Required work
Pick out each line containing the string "جندب".

[Records]
==*==
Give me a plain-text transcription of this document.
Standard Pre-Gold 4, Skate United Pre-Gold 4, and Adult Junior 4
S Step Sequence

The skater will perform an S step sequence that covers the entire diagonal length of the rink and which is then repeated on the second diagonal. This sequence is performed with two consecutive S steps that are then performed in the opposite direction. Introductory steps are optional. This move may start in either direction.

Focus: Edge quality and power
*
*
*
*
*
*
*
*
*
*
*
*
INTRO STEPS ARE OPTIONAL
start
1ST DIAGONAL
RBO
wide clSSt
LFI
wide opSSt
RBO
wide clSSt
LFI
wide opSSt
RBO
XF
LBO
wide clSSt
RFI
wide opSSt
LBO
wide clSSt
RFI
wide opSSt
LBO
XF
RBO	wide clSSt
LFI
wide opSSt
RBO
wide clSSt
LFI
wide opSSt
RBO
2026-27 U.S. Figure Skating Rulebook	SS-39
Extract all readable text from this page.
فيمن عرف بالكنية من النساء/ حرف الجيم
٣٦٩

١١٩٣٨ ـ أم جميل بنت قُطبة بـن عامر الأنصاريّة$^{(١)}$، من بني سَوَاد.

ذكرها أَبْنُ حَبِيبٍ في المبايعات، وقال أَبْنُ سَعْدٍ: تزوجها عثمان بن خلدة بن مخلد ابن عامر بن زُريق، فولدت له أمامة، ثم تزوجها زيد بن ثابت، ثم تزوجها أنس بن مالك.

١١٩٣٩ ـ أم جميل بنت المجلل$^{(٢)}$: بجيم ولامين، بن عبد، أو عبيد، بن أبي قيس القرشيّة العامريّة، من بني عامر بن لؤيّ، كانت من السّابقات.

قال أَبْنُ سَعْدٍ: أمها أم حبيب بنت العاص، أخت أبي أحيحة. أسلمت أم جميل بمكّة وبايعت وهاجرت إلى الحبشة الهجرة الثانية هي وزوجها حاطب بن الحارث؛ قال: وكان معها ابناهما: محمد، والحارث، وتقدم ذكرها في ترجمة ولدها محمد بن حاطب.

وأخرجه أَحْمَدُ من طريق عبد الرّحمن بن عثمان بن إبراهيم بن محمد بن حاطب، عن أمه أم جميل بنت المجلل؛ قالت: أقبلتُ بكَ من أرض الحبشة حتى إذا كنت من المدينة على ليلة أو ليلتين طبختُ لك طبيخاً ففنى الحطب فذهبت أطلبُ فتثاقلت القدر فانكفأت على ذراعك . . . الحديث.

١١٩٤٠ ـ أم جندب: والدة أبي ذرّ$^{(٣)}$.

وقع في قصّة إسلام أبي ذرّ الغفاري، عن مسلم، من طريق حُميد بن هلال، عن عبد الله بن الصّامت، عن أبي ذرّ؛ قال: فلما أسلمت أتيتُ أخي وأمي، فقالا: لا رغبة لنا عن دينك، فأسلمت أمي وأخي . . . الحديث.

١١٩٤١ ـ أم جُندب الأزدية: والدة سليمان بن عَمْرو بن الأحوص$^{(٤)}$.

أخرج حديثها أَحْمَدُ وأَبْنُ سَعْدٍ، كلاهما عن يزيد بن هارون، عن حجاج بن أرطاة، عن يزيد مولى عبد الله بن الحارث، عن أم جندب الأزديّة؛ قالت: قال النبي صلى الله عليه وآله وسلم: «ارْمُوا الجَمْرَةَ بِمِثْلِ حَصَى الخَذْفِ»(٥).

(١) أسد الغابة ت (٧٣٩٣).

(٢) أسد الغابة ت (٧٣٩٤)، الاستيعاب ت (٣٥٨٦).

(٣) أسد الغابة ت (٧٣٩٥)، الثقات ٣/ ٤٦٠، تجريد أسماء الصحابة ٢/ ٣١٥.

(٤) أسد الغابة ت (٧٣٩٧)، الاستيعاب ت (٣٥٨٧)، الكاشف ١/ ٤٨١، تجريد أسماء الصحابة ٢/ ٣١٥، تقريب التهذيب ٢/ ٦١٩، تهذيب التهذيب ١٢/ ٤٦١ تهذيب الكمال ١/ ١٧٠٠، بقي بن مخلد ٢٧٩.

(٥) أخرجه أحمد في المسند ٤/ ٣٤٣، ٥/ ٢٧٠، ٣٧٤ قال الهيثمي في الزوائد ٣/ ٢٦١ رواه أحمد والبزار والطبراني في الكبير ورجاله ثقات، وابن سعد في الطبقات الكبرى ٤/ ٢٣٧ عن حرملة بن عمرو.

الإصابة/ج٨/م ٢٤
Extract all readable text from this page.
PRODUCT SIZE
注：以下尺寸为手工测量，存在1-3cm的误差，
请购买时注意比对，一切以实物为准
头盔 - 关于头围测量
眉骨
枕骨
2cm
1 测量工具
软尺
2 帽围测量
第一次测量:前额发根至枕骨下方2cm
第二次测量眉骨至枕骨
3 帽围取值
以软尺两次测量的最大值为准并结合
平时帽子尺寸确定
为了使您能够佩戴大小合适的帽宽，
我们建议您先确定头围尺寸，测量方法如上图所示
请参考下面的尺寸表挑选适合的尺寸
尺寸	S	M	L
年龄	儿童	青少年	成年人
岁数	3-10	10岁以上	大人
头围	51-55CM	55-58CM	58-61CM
==*==
Finished exercise
١١٩٤٠ ـ أم جندب: والدة أبي ذرّ$^{(٣)}$.
أخرج حديثها أَحْمَدُ وأَبْنُ سَعْدٍ، كلاهما عن يزيد بن هارون، عن حجاج بن أرطاة، عن يزيد مولى عبد الله بن الحارث، عن أم جندب الأزديّة؛ قالت: قال النبي صلى الله عليه وآله وسلم: «ارْمُوا الجَمْرَةَ بِمِثْلِ حَصَى الخَذْفِ»(٥).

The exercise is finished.